__THE EXERCISE__. Lines holding the string "name" are the ones to copy; find them all in the data.

(Stored data entries)
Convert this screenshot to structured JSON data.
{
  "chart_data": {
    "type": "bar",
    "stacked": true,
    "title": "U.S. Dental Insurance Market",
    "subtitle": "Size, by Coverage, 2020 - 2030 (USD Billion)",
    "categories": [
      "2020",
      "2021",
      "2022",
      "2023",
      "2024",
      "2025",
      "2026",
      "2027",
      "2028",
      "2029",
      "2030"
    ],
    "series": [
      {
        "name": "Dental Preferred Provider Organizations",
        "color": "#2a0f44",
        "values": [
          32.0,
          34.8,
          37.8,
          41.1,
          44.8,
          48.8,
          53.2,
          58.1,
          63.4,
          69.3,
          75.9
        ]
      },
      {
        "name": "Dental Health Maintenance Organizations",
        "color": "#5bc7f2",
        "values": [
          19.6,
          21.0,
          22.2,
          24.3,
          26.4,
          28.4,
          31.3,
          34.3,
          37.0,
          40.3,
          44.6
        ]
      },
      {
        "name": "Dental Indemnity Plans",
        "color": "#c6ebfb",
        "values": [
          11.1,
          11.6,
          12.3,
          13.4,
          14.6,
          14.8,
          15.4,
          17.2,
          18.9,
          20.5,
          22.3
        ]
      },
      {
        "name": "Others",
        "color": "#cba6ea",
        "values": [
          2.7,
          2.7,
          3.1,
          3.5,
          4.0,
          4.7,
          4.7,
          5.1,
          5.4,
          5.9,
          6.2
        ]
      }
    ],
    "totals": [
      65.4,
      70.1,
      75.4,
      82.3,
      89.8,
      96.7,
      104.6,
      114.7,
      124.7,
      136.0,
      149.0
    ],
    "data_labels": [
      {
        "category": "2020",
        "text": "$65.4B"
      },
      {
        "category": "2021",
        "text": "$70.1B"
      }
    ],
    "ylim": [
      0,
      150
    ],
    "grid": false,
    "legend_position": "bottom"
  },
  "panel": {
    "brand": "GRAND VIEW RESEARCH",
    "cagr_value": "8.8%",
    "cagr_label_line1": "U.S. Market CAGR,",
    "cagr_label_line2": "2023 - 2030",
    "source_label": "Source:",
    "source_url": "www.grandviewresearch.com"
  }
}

__FULL RESPONSE__.
        "name": "Dental Preferred Provider Organizations",
        "name": "Dental Health Maintenance Organizations",
        "name": "Dental Indemnity Plans",
        "name": "Others",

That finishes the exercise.